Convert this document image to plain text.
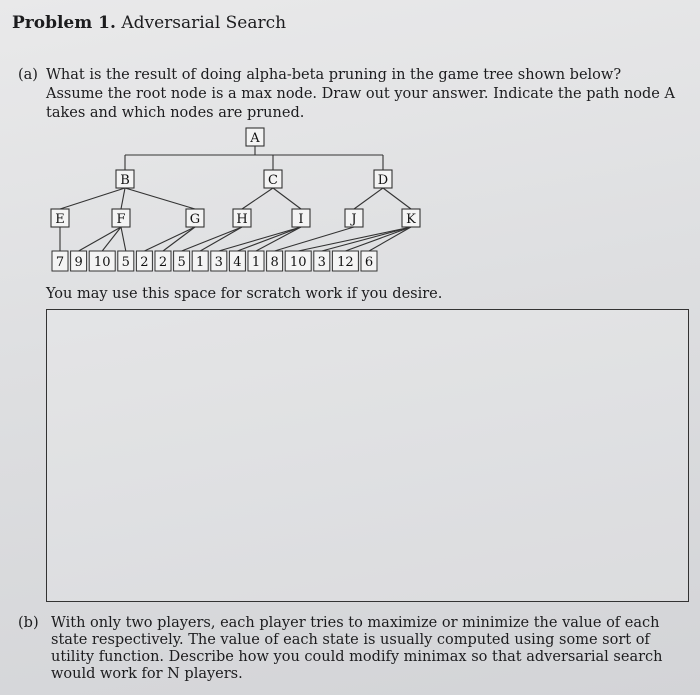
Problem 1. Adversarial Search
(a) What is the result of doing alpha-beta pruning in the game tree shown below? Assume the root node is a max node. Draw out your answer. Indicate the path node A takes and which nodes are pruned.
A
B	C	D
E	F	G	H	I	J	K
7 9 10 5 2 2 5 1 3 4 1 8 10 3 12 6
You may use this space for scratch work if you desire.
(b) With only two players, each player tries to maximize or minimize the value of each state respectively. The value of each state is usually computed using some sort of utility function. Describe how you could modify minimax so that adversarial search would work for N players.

----

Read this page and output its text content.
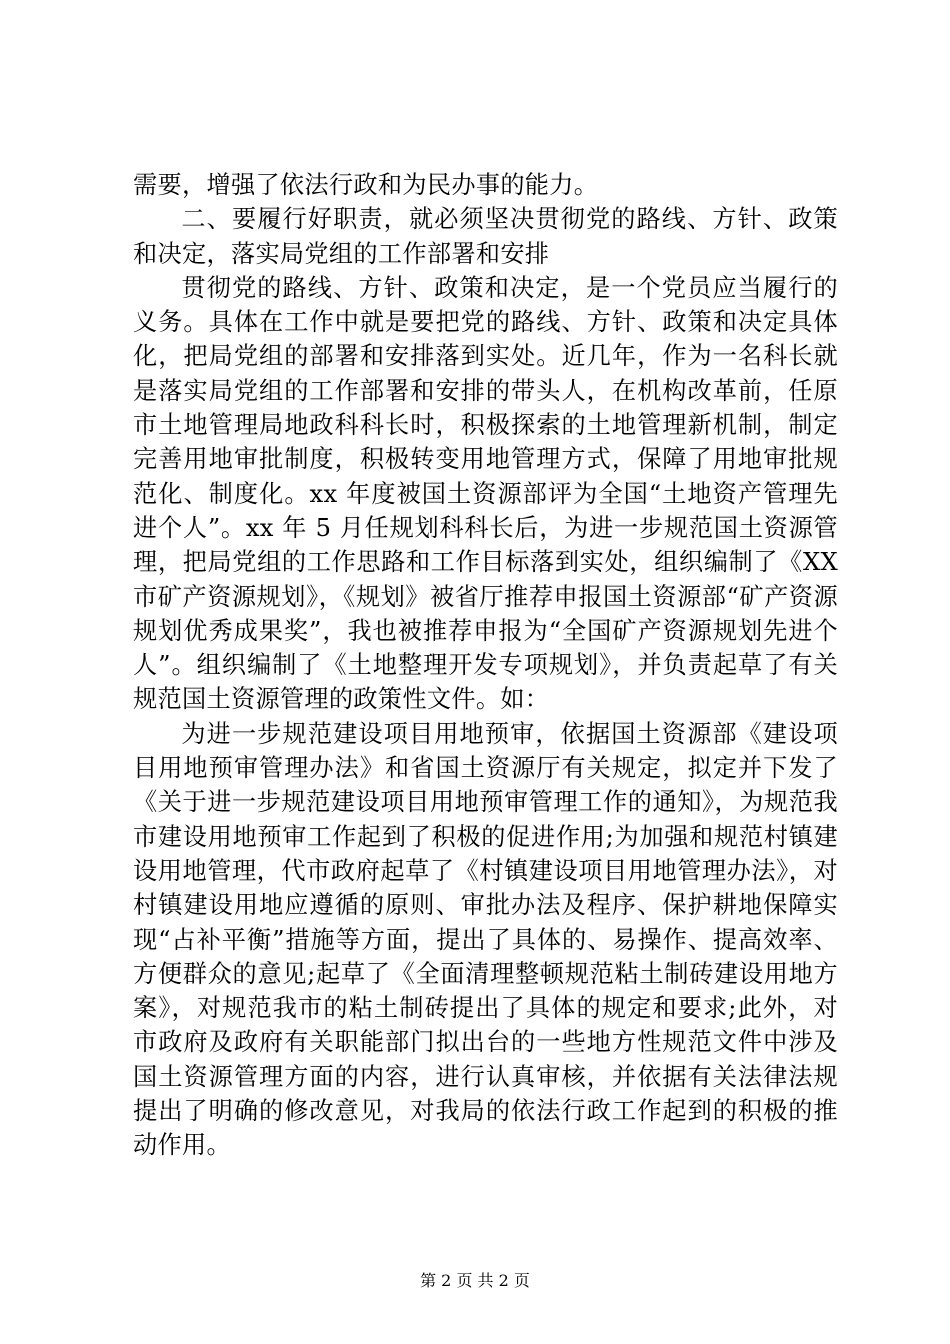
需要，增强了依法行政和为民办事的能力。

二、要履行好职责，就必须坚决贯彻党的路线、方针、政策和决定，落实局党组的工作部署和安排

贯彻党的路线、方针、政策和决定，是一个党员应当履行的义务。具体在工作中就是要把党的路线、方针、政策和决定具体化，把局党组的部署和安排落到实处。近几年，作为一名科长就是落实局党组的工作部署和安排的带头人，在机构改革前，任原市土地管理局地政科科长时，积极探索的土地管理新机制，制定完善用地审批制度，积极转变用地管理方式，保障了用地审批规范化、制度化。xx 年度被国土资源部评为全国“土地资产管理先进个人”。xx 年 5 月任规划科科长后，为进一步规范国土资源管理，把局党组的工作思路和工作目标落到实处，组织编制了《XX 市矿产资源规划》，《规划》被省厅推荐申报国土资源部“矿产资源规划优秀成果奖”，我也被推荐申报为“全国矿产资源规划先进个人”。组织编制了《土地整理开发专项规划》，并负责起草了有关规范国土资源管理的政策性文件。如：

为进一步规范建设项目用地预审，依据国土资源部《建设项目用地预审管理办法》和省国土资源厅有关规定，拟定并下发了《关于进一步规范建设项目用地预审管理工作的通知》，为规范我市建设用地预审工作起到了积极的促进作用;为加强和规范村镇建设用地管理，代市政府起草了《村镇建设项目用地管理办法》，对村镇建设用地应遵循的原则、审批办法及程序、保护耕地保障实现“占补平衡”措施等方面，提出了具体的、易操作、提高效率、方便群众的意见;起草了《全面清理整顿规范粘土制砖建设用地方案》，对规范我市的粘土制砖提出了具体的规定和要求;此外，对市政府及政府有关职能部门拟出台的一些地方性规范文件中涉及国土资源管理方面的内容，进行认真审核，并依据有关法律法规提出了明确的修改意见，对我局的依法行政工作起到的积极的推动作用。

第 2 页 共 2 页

----

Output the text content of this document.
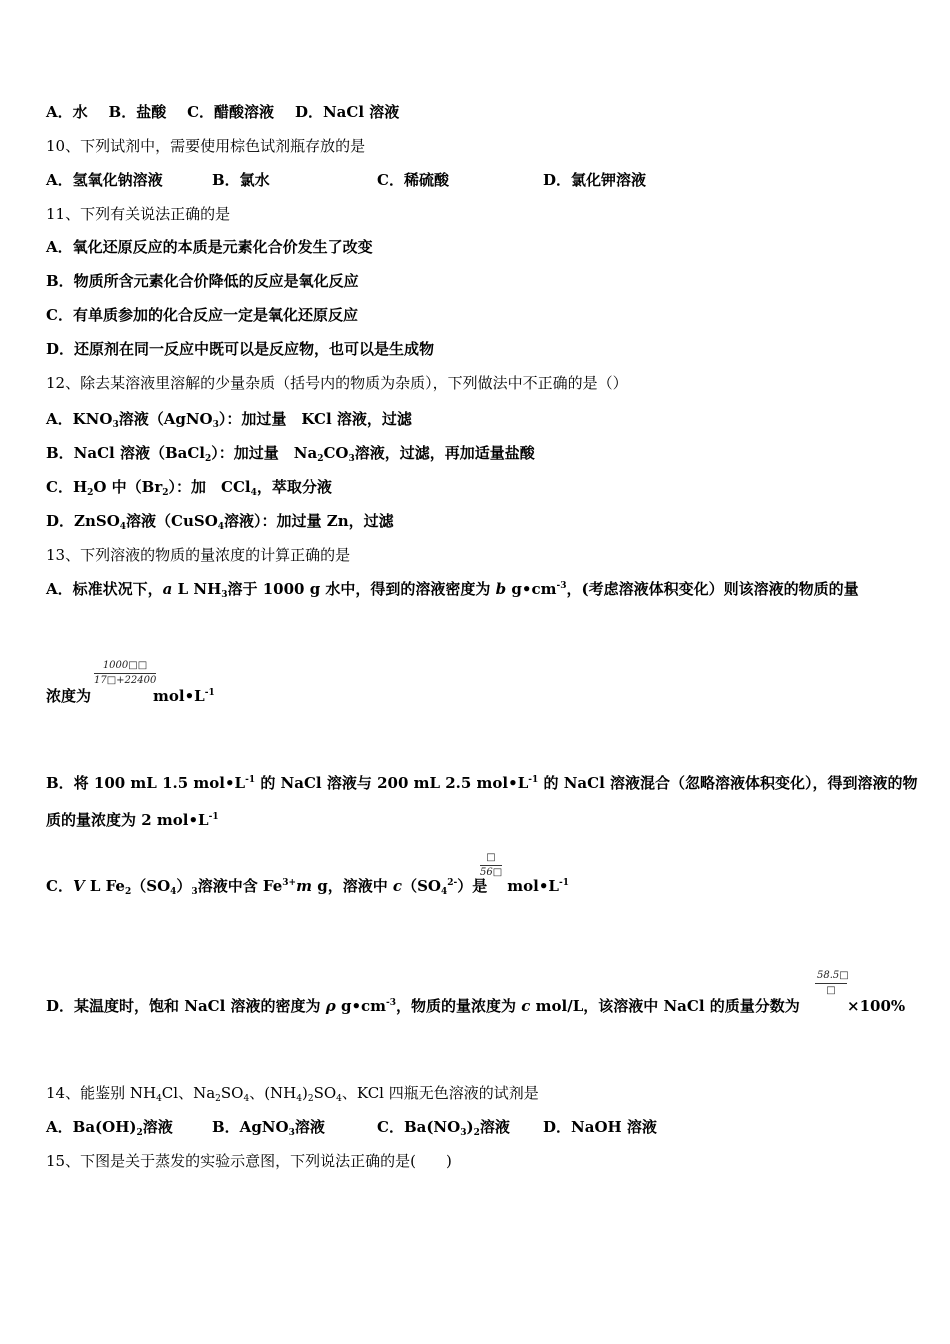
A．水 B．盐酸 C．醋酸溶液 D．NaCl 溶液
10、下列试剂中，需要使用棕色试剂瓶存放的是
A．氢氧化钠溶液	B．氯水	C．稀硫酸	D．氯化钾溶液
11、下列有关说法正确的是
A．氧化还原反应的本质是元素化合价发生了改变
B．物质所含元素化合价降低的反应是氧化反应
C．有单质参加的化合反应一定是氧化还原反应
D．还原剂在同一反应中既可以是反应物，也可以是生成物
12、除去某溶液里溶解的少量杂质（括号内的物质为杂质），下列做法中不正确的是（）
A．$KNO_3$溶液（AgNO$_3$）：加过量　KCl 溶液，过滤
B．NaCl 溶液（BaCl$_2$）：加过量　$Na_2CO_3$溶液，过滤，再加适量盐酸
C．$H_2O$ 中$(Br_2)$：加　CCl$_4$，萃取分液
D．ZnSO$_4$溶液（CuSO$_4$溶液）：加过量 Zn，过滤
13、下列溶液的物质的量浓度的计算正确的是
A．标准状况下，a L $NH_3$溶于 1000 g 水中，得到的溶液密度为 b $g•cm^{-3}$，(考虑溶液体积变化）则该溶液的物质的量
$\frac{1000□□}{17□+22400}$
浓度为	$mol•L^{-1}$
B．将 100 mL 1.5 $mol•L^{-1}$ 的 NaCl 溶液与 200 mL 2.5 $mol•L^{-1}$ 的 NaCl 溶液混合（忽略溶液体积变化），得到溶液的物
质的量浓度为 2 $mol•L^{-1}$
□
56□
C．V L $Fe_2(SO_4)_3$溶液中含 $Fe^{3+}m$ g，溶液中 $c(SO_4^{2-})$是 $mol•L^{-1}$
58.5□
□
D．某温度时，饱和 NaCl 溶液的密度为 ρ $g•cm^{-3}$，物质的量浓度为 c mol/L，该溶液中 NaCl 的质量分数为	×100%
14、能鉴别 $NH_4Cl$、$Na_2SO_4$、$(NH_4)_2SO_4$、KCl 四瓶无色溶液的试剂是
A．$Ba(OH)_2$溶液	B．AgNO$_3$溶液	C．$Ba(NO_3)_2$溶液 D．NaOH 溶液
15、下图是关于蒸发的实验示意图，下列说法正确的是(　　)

----

Identify the lines of the entries containing the string "NaCl". Copy each such line.

Task response ▸
A．水 B．盐酸 C．醋酸溶液 D．NaCl 溶液
B．NaCl 溶液（BaCl$_2$）：加过量　$Na_2CO_3$溶液，过滤，再加适量盐酸
B．将 100 mL 1.5 $mol•L^{-1}$ 的 NaCl 溶液与 200 mL 2.5 $mol•L^{-1}$ 的 NaCl 溶液混合（忽略溶液体积变化），得到溶液的物
D．某温度时，饱和 NaCl 溶液的密度为 ρ $g•cm^{-3}$，物质的量浓度为 c mol/L，该溶液中 NaCl 的质量分数为	×100%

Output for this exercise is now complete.